### LISTING
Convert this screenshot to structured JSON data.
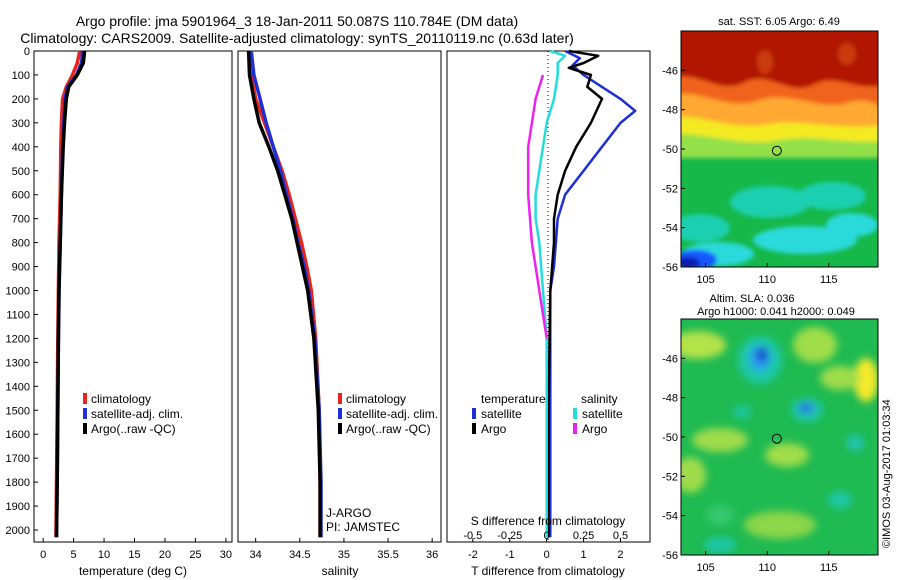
{
  "title": {
    "line1": "Argo profile: jma 5901964_3 18-Jan-2011 50.087S 110.784E (DM data)",
    "line2": "Climatology: CARS2009. Satellite-adjusted climatology: synTS_20110119.nc (0.63d later)"
  },
  "stamp": "©IMOS 03-Aug-2017 01:03:34",
  "colors": {
    "red": "#e8251c",
    "blue": "#1f2fd6",
    "black": "#000000",
    "cyan": "#22dddd",
    "magenta": "#ee22ee"
  },
  "chart_data": [
    {
      "type": "line",
      "name": "temperature-profile",
      "xlabel": "temperature (deg C)",
      "xlim": [
        -1.5,
        31
      ],
      "ylim": [
        2050,
        0
      ],
      "xticks": [
        "0",
        "5",
        "10",
        "15",
        "20",
        "25",
        "30"
      ],
      "yticks": [
        "0",
        "100",
        "200",
        "300",
        "400",
        "500",
        "600",
        "700",
        "800",
        "900",
        "1000",
        "1100",
        "1200",
        "1300",
        "1400",
        "1500",
        "1600",
        "1700",
        "1800",
        "1900",
        "2000"
      ],
      "legend": {
        "position": "lower-middle",
        "labels": [
          "climatology",
          "satellite-adj. clim.",
          "Argo(..raw -QC)"
        ]
      },
      "series": [
        {
          "color": "red",
          "points": [
            [
              6.0,
              0
            ],
            [
              5.6,
              50
            ],
            [
              4.8,
              100
            ],
            [
              3.8,
              150
            ],
            [
              3.2,
              200
            ],
            [
              3.0,
              300
            ],
            [
              2.9,
              400
            ],
            [
              2.8,
              600
            ],
            [
              2.6,
              800
            ],
            [
              2.5,
              1000
            ],
            [
              2.4,
              1200
            ],
            [
              2.3,
              1500
            ],
            [
              2.2,
              1800
            ],
            [
              2.1,
              2030
            ]
          ]
        },
        {
          "color": "blue",
          "points": [
            [
              6.5,
              0
            ],
            [
              6.3,
              50
            ],
            [
              5.5,
              100
            ],
            [
              4.0,
              150
            ],
            [
              3.6,
              200
            ],
            [
              3.4,
              300
            ],
            [
              3.2,
              400
            ],
            [
              3.0,
              600
            ],
            [
              2.8,
              800
            ],
            [
              2.6,
              1000
            ],
            [
              2.5,
              1200
            ],
            [
              2.4,
              1500
            ],
            [
              2.3,
              1800
            ],
            [
              2.2,
              2030
            ]
          ]
        },
        {
          "color": "black",
          "points": [
            [
              6.8,
              0
            ],
            [
              6.6,
              50
            ],
            [
              5.6,
              100
            ],
            [
              4.2,
              150
            ],
            [
              3.8,
              200
            ],
            [
              3.5,
              300
            ],
            [
              3.3,
              400
            ],
            [
              3.0,
              600
            ],
            [
              2.8,
              800
            ],
            [
              2.6,
              1000
            ],
            [
              2.5,
              1200
            ],
            [
              2.4,
              1500
            ],
            [
              2.3,
              1800
            ],
            [
              2.2,
              2030
            ]
          ]
        }
      ]
    },
    {
      "type": "line",
      "name": "salinity-profile",
      "xlabel": "salinity",
      "xlim": [
        33.8,
        36.1
      ],
      "ylim": [
        2050,
        0
      ],
      "xticks": [
        "34",
        "34.5",
        "35",
        "35.5",
        "36"
      ],
      "legend": {
        "position": "lower-middle",
        "labels": [
          "climatology",
          "satellite-adj. clim.",
          "Argo(..raw -QC)"
        ]
      },
      "annotation": [
        "J-ARGO",
        "PI: JAMSTEC"
      ],
      "series": [
        {
          "color": "red",
          "points": [
            [
              33.92,
              0
            ],
            [
              33.95,
              100
            ],
            [
              34.0,
              200
            ],
            [
              34.1,
              300
            ],
            [
              34.2,
              400
            ],
            [
              34.3,
              500
            ],
            [
              34.38,
              600
            ],
            [
              34.45,
              700
            ],
            [
              34.52,
              800
            ],
            [
              34.58,
              900
            ],
            [
              34.63,
              1000
            ],
            [
              34.68,
              1200
            ],
            [
              34.72,
              1500
            ],
            [
              34.73,
              1800
            ],
            [
              34.73,
              2030
            ]
          ]
        },
        {
          "color": "blue",
          "points": [
            [
              33.95,
              0
            ],
            [
              33.98,
              100
            ],
            [
              34.05,
              200
            ],
            [
              34.12,
              300
            ],
            [
              34.2,
              400
            ],
            [
              34.28,
              500
            ],
            [
              34.35,
              600
            ],
            [
              34.42,
              700
            ],
            [
              34.48,
              800
            ],
            [
              34.55,
              900
            ],
            [
              34.6,
              1000
            ],
            [
              34.67,
              1200
            ],
            [
              34.72,
              1500
            ],
            [
              34.74,
              1800
            ],
            [
              34.74,
              2030
            ]
          ]
        },
        {
          "color": "black",
          "points": [
            [
              33.92,
              0
            ],
            [
              33.93,
              100
            ],
            [
              33.98,
              200
            ],
            [
              34.04,
              300
            ],
            [
              34.15,
              400
            ],
            [
              34.25,
              500
            ],
            [
              34.33,
              600
            ],
            [
              34.41,
              700
            ],
            [
              34.47,
              800
            ],
            [
              34.53,
              900
            ],
            [
              34.59,
              1000
            ],
            [
              34.66,
              1200
            ],
            [
              34.71,
              1500
            ],
            [
              34.73,
              1800
            ],
            [
              34.73,
              2030
            ]
          ]
        }
      ]
    },
    {
      "type": "line",
      "name": "difference-profile",
      "xlabel": "T difference from climatology",
      "xlabel2": "S difference from climatology",
      "xlim": [
        -2.7,
        2.8
      ],
      "ylim": [
        2050,
        0
      ],
      "xticks": [
        "-2",
        "-1",
        "0",
        "1",
        "2"
      ],
      "xticks2": [
        "-0.5",
        "-0.25",
        "0",
        "0.25",
        "0.5"
      ],
      "legend": {
        "position": "lower-middle",
        "headers": [
          "temperature",
          "salinity"
        ],
        "labels": [
          "satellite",
          "Argo",
          "satellite",
          "Argo"
        ]
      },
      "series": [
        {
          "name": "temperature satellite",
          "color": "blue",
          "points": [
            [
              0.5,
              0
            ],
            [
              0.9,
              30
            ],
            [
              0.7,
              60
            ],
            [
              1.0,
              100
            ],
            [
              1.5,
              150
            ],
            [
              2.0,
              200
            ],
            [
              2.4,
              250
            ],
            [
              2.0,
              300
            ],
            [
              1.5,
              400
            ],
            [
              1.0,
              500
            ],
            [
              0.5,
              600
            ],
            [
              0.3,
              700
            ],
            [
              0.25,
              800
            ],
            [
              0.2,
              900
            ],
            [
              0.1,
              1000
            ],
            [
              0.1,
              1500
            ],
            [
              0.1,
              2030
            ]
          ]
        },
        {
          "name": "temperature Argo",
          "color": "black",
          "points": [
            [
              0.6,
              0
            ],
            [
              1.4,
              20
            ],
            [
              1.0,
              50
            ],
            [
              0.6,
              70
            ],
            [
              1.2,
              100
            ],
            [
              1.1,
              150
            ],
            [
              1.5,
              200
            ],
            [
              1.2,
              300
            ],
            [
              0.8,
              400
            ],
            [
              0.5,
              500
            ],
            [
              0.3,
              600
            ],
            [
              0.2,
              700
            ],
            [
              0.2,
              800
            ],
            [
              0.1,
              1000
            ],
            [
              0.05,
              1500
            ],
            [
              0.05,
              2030
            ]
          ]
        },
        {
          "name": "salinity satellite",
          "color": "cyan",
          "points": [
            [
              0.1,
              0
            ],
            [
              0.5,
              20
            ],
            [
              0.3,
              50
            ],
            [
              0.3,
              100
            ],
            [
              0.2,
              200
            ],
            [
              0.0,
              300
            ],
            [
              -0.1,
              400
            ],
            [
              -0.2,
              500
            ],
            [
              -0.3,
              600
            ],
            [
              -0.3,
              700
            ],
            [
              -0.2,
              800
            ],
            [
              -0.1,
              1000
            ],
            [
              0.0,
              1200
            ],
            [
              0.0,
              1500
            ],
            [
              0.0,
              2030
            ]
          ]
        },
        {
          "name": "salinity Argo",
          "color": "magenta",
          "points": [
            [
              -0.1,
              100
            ],
            [
              -0.2,
              150
            ],
            [
              -0.3,
              200
            ],
            [
              -0.4,
              300
            ],
            [
              -0.5,
              400
            ],
            [
              -0.5,
              500
            ],
            [
              -0.5,
              600
            ],
            [
              -0.45,
              700
            ],
            [
              -0.4,
              800
            ],
            [
              -0.3,
              900
            ],
            [
              -0.2,
              1000
            ],
            [
              -0.1,
              1100
            ],
            [
              0.0,
              1200
            ]
          ]
        }
      ]
    },
    {
      "type": "heatmap",
      "name": "sst-map",
      "title": "sat. SST: 6.05 Argo: 6.49",
      "xlim": [
        103,
        119
      ],
      "ylim": [
        -56,
        -44
      ],
      "xticks": [
        "105",
        "110",
        "115"
      ],
      "yticks": [
        "-46",
        "-48",
        "-50",
        "-52",
        "-54",
        "-56"
      ],
      "marker": [
        110.784,
        -50.087
      ]
    },
    {
      "type": "heatmap",
      "name": "sla-map",
      "title": "Altim. SLA: 0.036",
      "subtitle": "Argo h1000: 0.041 h2000: 0.049",
      "xlim": [
        103,
        119
      ],
      "ylim": [
        -56,
        -44
      ],
      "xticks": [
        "105",
        "110",
        "115"
      ],
      "yticks": [
        "-46",
        "-48",
        "-50",
        "-52",
        "-54",
        "-56"
      ],
      "marker": [
        110.784,
        -50.087
      ]
    }
  ]
}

### EXERCISE INSTRUCTIONS
Report the number of lines in the listing where the string "difference" appears, and nothing besides.

### RESPONSE TO THIS TASK
3